» **Your objective**
Quote the entries in full, character for character, without their images.

-- Exercise inputs start --

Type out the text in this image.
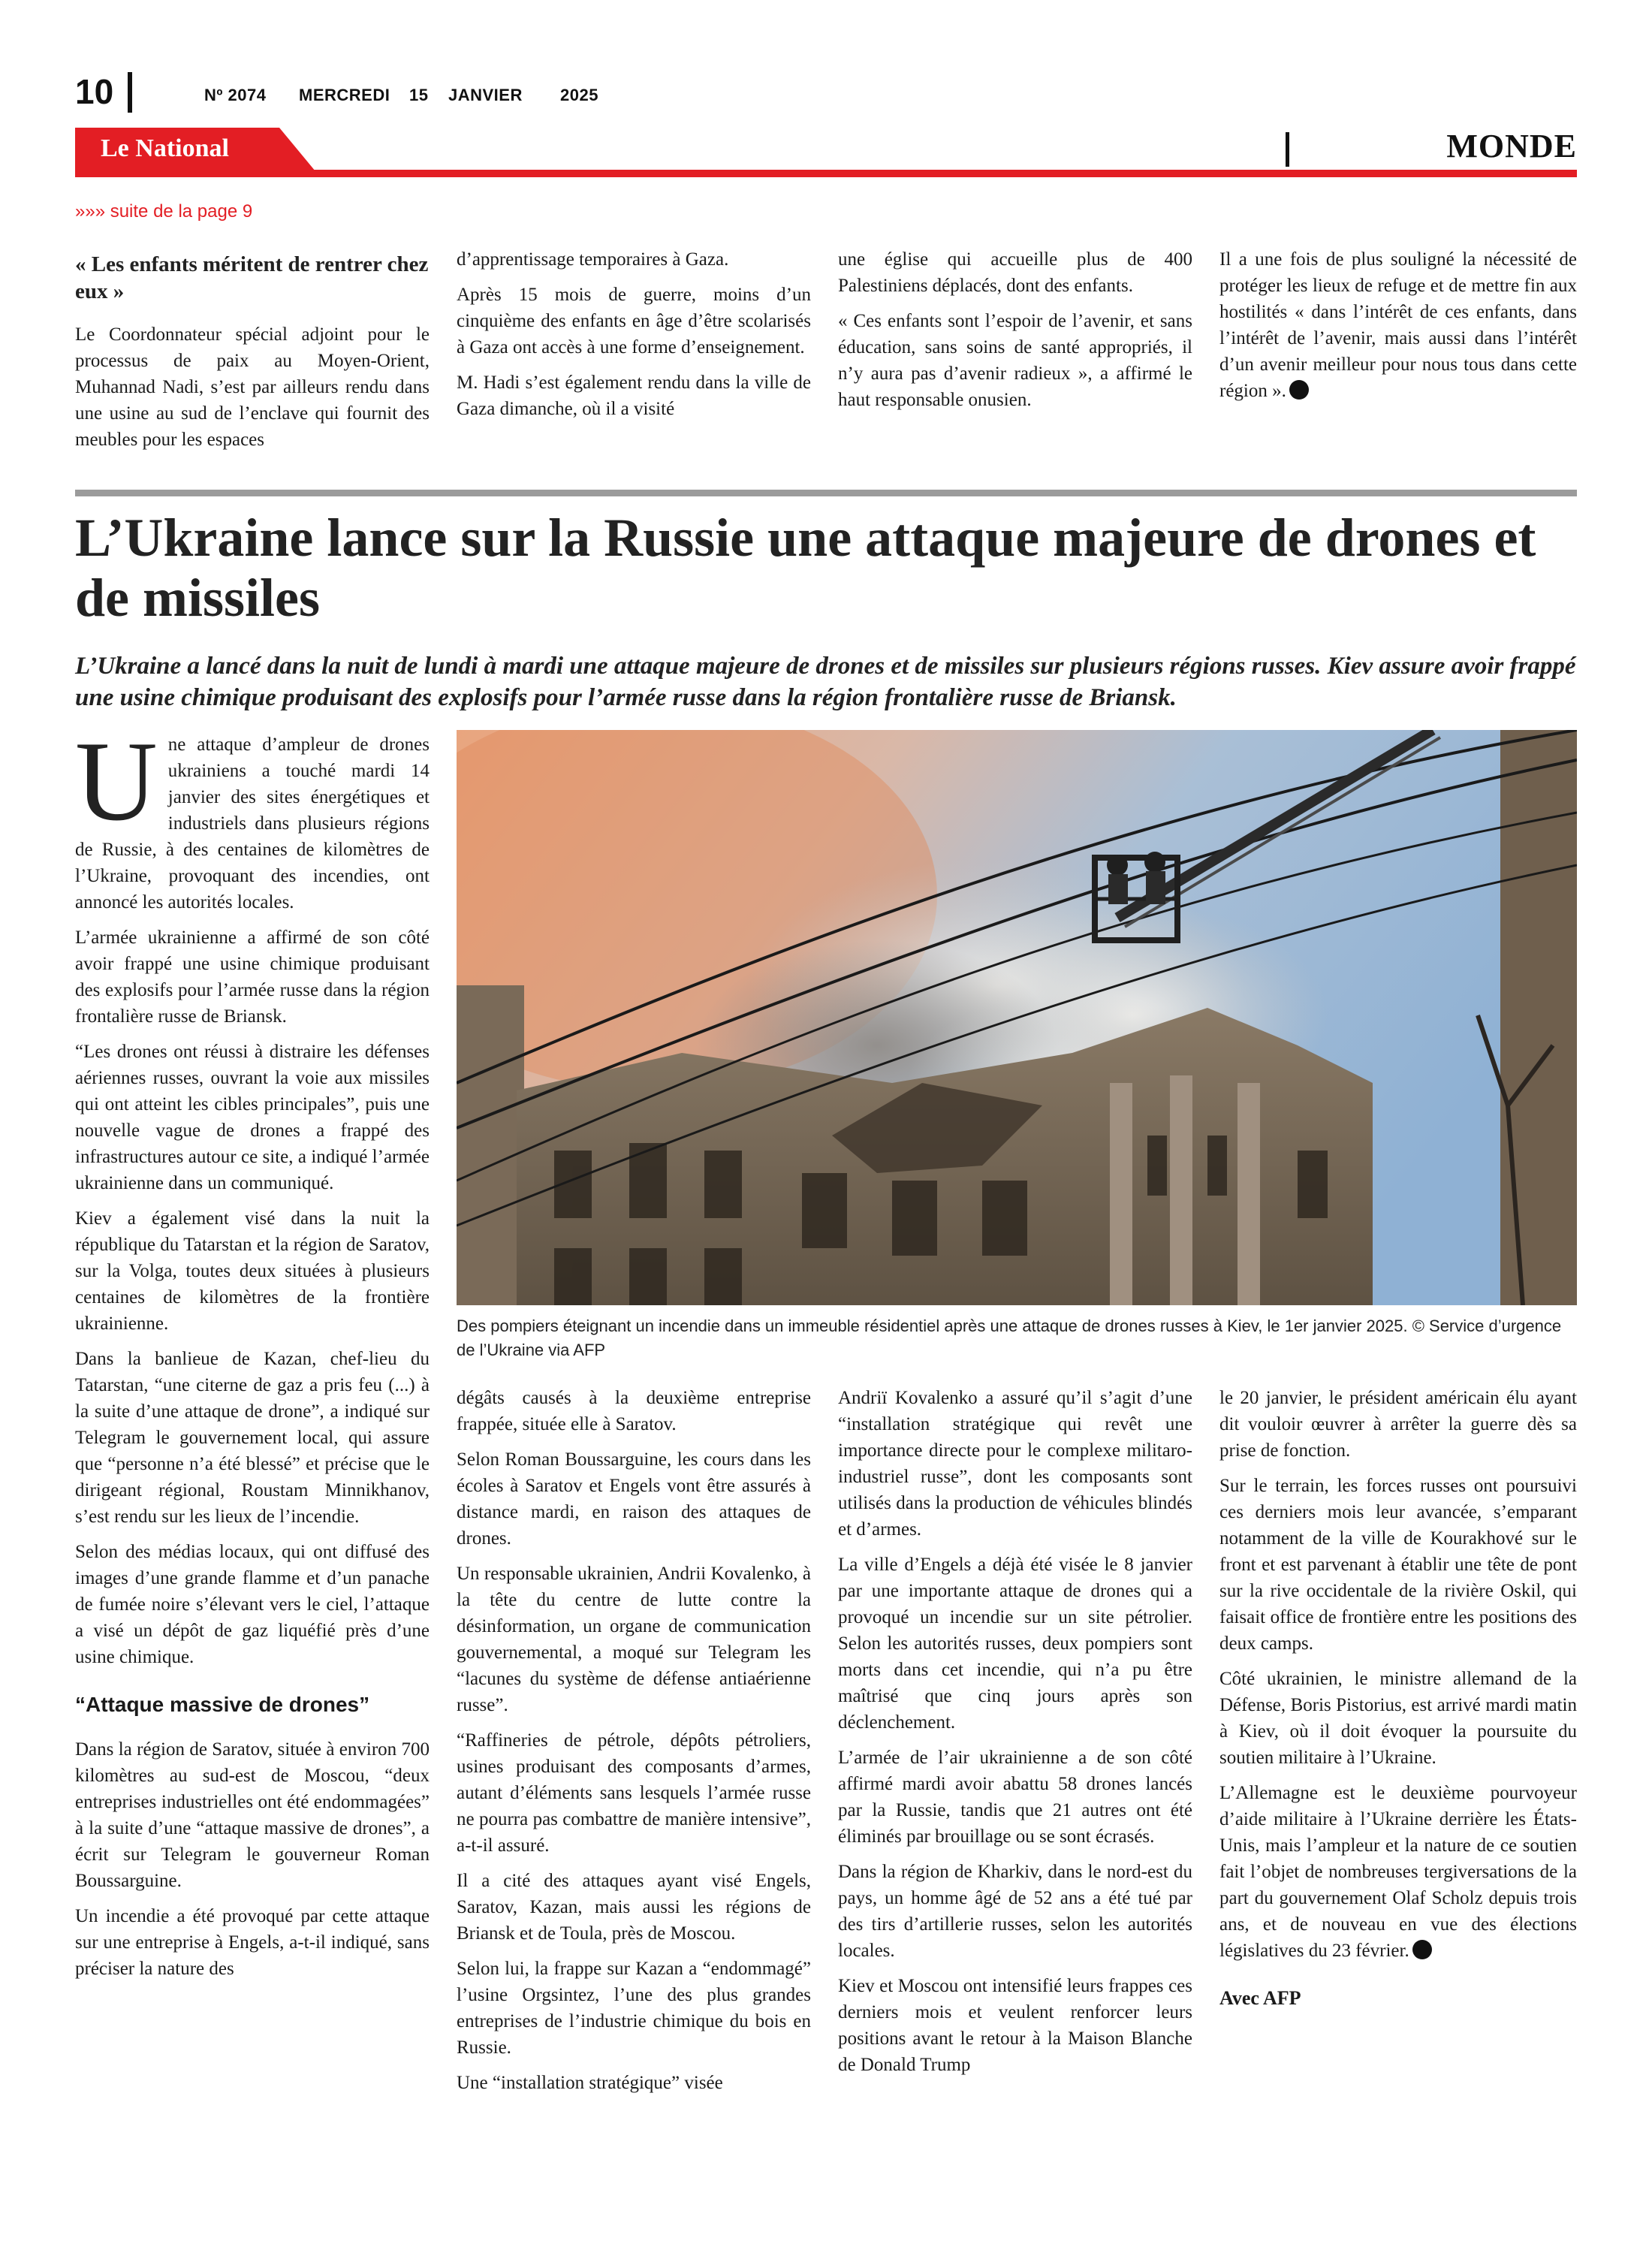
10	Nº 2074 MERCREDI 15 JANVIER 2025
Le National	MONDE
»»» suite de la page 9
« Les enfants méritent de rentrer chez eux »

Le Coordonnateur spécial adjoint pour le processus de paix au Moyen-Orient, Muhannad Nadi, s’est par ailleurs rendu dans une usine au sud de l’enclave qui fournit des meubles pour les espaces

d’apprentissage temporaires à Gaza.

Après 15 mois de guerre, moins d’un cinquième des enfants en âge d’être scolarisés à Gaza ont accès à une forme d’enseignement.

M. Hadi s’est également rendu dans la ville de Gaza dimanche, où il a visité

une église qui accueille plus de 400 Palestiniens déplacés, dont des enfants.

« Ces enfants sont l’espoir de l’avenir, et sans éducation, sans soins de santé appropriés, il n’y aura pas d’avenir radieux », a affirmé le haut responsable onusien.

Il a une fois de plus souligné la nécessité de protéger les lieux de refuge et de mettre fin aux hostilités « dans l’intérêt de ces enfants, dans l’intérêt de l’avenir, mais aussi dans l’intérêt d’un avenir meilleur pour nous tous dans cette région ».

L’Ukraine lance sur la Russie une attaque majeure de drones et de missiles
L’Ukraine a lancé dans la nuit de lundi à mardi une attaque majeure de drones et de missiles sur plusieurs régions russes. Kiev assure avoir frappé une usine chimique produisant des explosifs pour l’armée russe dans la région frontalière russe de Briansk.
Des pompiers éteignant un incendie dans un immeuble résidentiel après une attaque de drones russes à Kiev, le 1er janvier 2025. © Service d’urgence de l’Ukraine via AFP

Une attaque d’ampleur de drones ukrainiens a touché mardi 14 janvier des sites énergétiques et industriels dans plusieurs régions de Russie, à des centaines de kilomètres de l’Ukraine, provoquant des incendies, ont annoncé les autorités locales.

L’armée ukrainienne a affirmé de son côté avoir frappé une usine chimique produisant des explosifs pour l’armée russe dans la région frontalière russe de Briansk.

“Les drones ont réussi à distraire les défenses aériennes russes, ouvrant la voie aux missiles qui ont atteint les cibles principales”, puis une nouvelle vague de drones a frappé des infrastructures autour ce site, a indiqué l’armée ukrainienne dans un communiqué.

Kiev a également visé dans la nuit la république du Tatarstan et la région de Saratov, sur la Volga, toutes deux situées à plusieurs centaines de kilomètres de la frontière ukrainienne.

Dans la banlieue de Kazan, chef-lieu du Tatarstan, “une citerne de gaz a pris feu (...) à la suite d’une attaque de drone”, a indiqué sur Telegram le gouvernement local, qui assure que “personne n’a été blessé” et précise que le dirigeant régional, Roustam Minnikhanov, s’est rendu sur les lieux de l’incendie.

Selon des médias locaux, qui ont diffusé des images d’une grande flamme et d’un panache de fumée noire s’élevant vers le ciel, l’attaque a visé un dépôt de gaz liquéfié près d’une usine chimique.

“Attaque massive de drones”

Dans la région de Saratov, située à environ 700 kilomètres au sud-est de Moscou, “deux entreprises industrielles ont été endommagées” à la suite d’une “attaque massive de drones”, a écrit sur Telegram le gouverneur Roman Boussarguine.

Un incendie a été provoqué par cette attaque sur une entreprise à Engels, a-t-il indiqué, sans préciser la nature des

dégâts causés à la deuxième entreprise frappée, située elle à Saratov.

Selon Roman Boussarguine, les cours dans les écoles à Saratov et Engels vont être assurés à distance mardi, en raison des attaques de drones.

Un responsable ukrainien, Andrii Kovalenko, à la tête du centre de lutte contre la désinformation, un organe de communication gouvernemental, a moqué sur Telegram les “lacunes du système de défense antiaérienne russe”.

“Raffineries de pétrole, dépôts pétroliers, usines produisant des composants d’armes, autant d’éléments sans lesquels l’armée russe ne pourra pas combattre de manière intensive”, a-t-il assuré.

Il a cité des attaques ayant visé Engels, Saratov, Kazan, mais aussi les régions de Briansk et de Toula, près de Moscou.

Selon lui, la frappe sur Kazan a “endommagé” l’usine Orgsintez, l’une des plus grandes entreprises de l’industrie chimique du bois en Russie.

Une “installation stratégique” visée

Andriï Kovalenko a assuré qu’il s’agit d’une “installation stratégique qui revêt une importance directe pour le complexe militaro-industriel russe”, dont les composants sont utilisés dans la production de véhicules blindés et d’armes.

La ville d’Engels a déjà été visée le 8 janvier par une importante attaque de drones qui a provoqué un incendie sur un site pétrolier. Selon les autorités russes, deux pompiers sont morts dans cet incendie, qui n’a pu être maîtrisé que cinq jours après son déclenchement.

L’armée de l’air ukrainienne a de son côté affirmé mardi avoir abattu 58 drones lancés par la Russie, tandis que 21 autres ont été éliminés par brouillage ou se sont écrasés.

Dans la région de Kharkiv, dans le nord-est du pays, un homme âgé de 52 ans a été tué par des tirs d’artillerie russes, selon les autorités locales.

Kiev et Moscou ont intensifié leurs frappes ces derniers mois et veulent renforcer leurs positions avant le retour à la Maison Blanche de Donald Trump

le 20 janvier, le président américain élu ayant dit vouloir œuvrer à arrêter la guerre dès sa prise de fonction.

Sur le terrain, les forces russes ont poursuivi ces derniers mois leur avancée, s’emparant notamment de la ville de Kourakhové sur le front et est parvenant à établir une tête de pont sur la rive occidentale de la rivière Oskil, qui faisait office de frontière entre les positions des deux camps.

Côté ukrainien, le ministre allemand de la Défense, Boris Pistorius, est arrivé mardi matin à Kiev, où il doit évoquer la poursuite du soutien militaire à l’Ukraine.

L’Allemagne est le deuxième pourvoyeur d’aide militaire à l’Ukraine derrière les États-Unis, mais l’ampleur et la nature de ce soutien fait l’objet de nombreuses tergiversations de la part du gouvernement Olaf Scholz depuis trois ans, et de nouveau en vue des élections législatives du 23 février.

Avec AFP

-- Exercise inputs end --

» **Task response**
Type out the text in this image.
10	Nº 2074 MERCREDI 15 JANVIER 2025
Le National	MONDE
»»» suite de la page 9
« Les enfants méritent de rentrer chez eux »

Le Coordonnateur spécial adjoint pour le processus de paix au Moyen-Orient, Muhannad Nadi, s’est par ailleurs rendu dans une usine au sud de l’enclave qui fournit des meubles pour les espaces

d’apprentissage temporaires à Gaza.

Après 15 mois de guerre, moins d’un cinquième des enfants en âge d’être scolarisés à Gaza ont accès à une forme d’enseignement.

M. Hadi s’est également rendu dans la ville de Gaza dimanche, où il a visité

une église qui accueille plus de 400 Palestiniens déplacés, dont des enfants.

« Ces enfants sont l’espoir de l’avenir, et sans éducation, sans soins de santé appropriés, il n’y aura pas d’avenir radieux », a affirmé le haut responsable onusien.

Il a une fois de plus souligné la nécessité de protéger les lieux de refuge et de mettre fin aux hostilités « dans l’intérêt de ces enfants, dans l’intérêt de l’avenir, mais aussi dans l’intérêt d’un avenir meilleur pour nous tous dans cette région ».

L’Ukraine lance sur la Russie une attaque majeure de drones et de missiles
L’Ukraine a lancé dans la nuit de lundi à mardi une attaque majeure de drones et de missiles sur plusieurs régions russes. Kiev assure avoir frappé une usine chimique produisant des explosifs pour l’armée russe dans la région frontalière russe de Briansk.
Des pompiers éteignant un incendie dans un immeuble résidentiel après une attaque de drones russes à Kiev, le 1er janvier 2025. © Service d’urgence de l’Ukraine via AFP

Une attaque d’ampleur de drones ukrainiens a touché mardi 14 janvier des sites énergétiques et industriels dans plusieurs régions de Russie, à des centaines de kilomètres de l’Ukraine, provoquant des incendies, ont annoncé les autorités locales.

L’armée ukrainienne a affirmé de son côté avoir frappé une usine chimique produisant des explosifs pour l’armée russe dans la région frontalière russe de Briansk.

“Les drones ont réussi à distraire les défenses aériennes russes, ouvrant la voie aux missiles qui ont atteint les cibles principales”, puis une nouvelle vague de drones a frappé des infrastructures autour ce site, a indiqué l’armée ukrainienne dans un communiqué.

Kiev a également visé dans la nuit la république du Tatarstan et la région de Saratov, sur la Volga, toutes deux situées à plusieurs centaines de kilomètres de la frontière ukrainienne.

Dans la banlieue de Kazan, chef-lieu du Tatarstan, “une citerne de gaz a pris feu (...) à la suite d’une attaque de drone”, a indiqué sur Telegram le gouvernement local, qui assure que “personne n’a été blessé” et précise que le dirigeant régional, Roustam Minnikhanov, s’est rendu sur les lieux de l’incendie.

Selon des médias locaux, qui ont diffusé des images d’une grande flamme et d’un panache de fumée noire s’élevant vers le ciel, l’attaque a visé un dépôt de gaz liquéfié près d’une usine chimique.

“Attaque massive de drones”

Dans la région de Saratov, située à environ 700 kilomètres au sud-est de Moscou, “deux entreprises industrielles ont été endommagées” à la suite d’une “attaque massive de drones”, a écrit sur Telegram le gouverneur Roman Boussarguine.

Un incendie a été provoqué par cette attaque sur une entreprise à Engels, a-t-il indiqué, sans préciser la nature des

dégâts causés à la deuxième entreprise frappée, située elle à Saratov.

Selon Roman Boussarguine, les cours dans les écoles à Saratov et Engels vont être assurés à distance mardi, en raison des attaques de drones.

Un responsable ukrainien, Andrii Kovalenko, à la tête du centre de lutte contre la désinformation, un organe de communication gouvernemental, a moqué sur Telegram les “lacunes du système de défense antiaérienne russe”.

“Raffineries de pétrole, dépôts pétroliers, usines produisant des composants d’armes, autant d’éléments sans lesquels l’armée russe ne pourra pas combattre de manière intensive”, a-t-il assuré.

Il a cité des attaques ayant visé Engels, Saratov, Kazan, mais aussi les régions de Briansk et de Toula, près de Moscou.

Selon lui, la frappe sur Kazan a “endommagé” l’usine Orgsintez, l’une des plus grandes entreprises de l’industrie chimique du bois en Russie.

Une “installation stratégique” visée

Andriï Kovalenko a assuré qu’il s’agit d’une “installation stratégique qui revêt une importance directe pour le complexe militaro-industriel russe”, dont les composants sont utilisés dans la production de véhicules blindés et d’armes.

La ville d’Engels a déjà été visée le 8 janvier par une importante attaque de drones qui a provoqué un incendie sur un site pétrolier. Selon les autorités russes, deux pompiers sont morts dans cet incendie, qui n’a pu être maîtrisé que cinq jours après son déclenchement.

L’armée de l’air ukrainienne a de son côté affirmé mardi avoir abattu 58 drones lancés par la Russie, tandis que 21 autres ont été éliminés par brouillage ou se sont écrasés.

Dans la région de Kharkiv, dans le nord-est du pays, un homme âgé de 52 ans a été tué par des tirs d’artillerie russes, selon les autorités locales.

Kiev et Moscou ont intensifié leurs frappes ces derniers mois et veulent renforcer leurs positions avant le retour à la Maison Blanche de Donald Trump

le 20 janvier, le président américain élu ayant dit vouloir œuvrer à arrêter la guerre dès sa prise de fonction.

Sur le terrain, les forces russes ont poursuivi ces derniers mois leur avancée, s’emparant notamment de la ville de Kourakhové sur le front et est parvenant à établir une tête de pont sur la rive occidentale de la rivière Oskil, qui faisait office de frontière entre les positions des deux camps.

Côté ukrainien, le ministre allemand de la Défense, Boris Pistorius, est arrivé mardi matin à Kiev, où il doit évoquer la poursuite du soutien militaire à l’Ukraine.

L’Allemagne est le deuxième pourvoyeur d’aide militaire à l’Ukraine derrière les États-Unis, mais l’ampleur et la nature de ce soutien fait l’objet de nombreuses tergiversations de la part du gouvernement Olaf Scholz depuis trois ans, et de nouveau en vue des élections législatives du 23 février.

Avec AFP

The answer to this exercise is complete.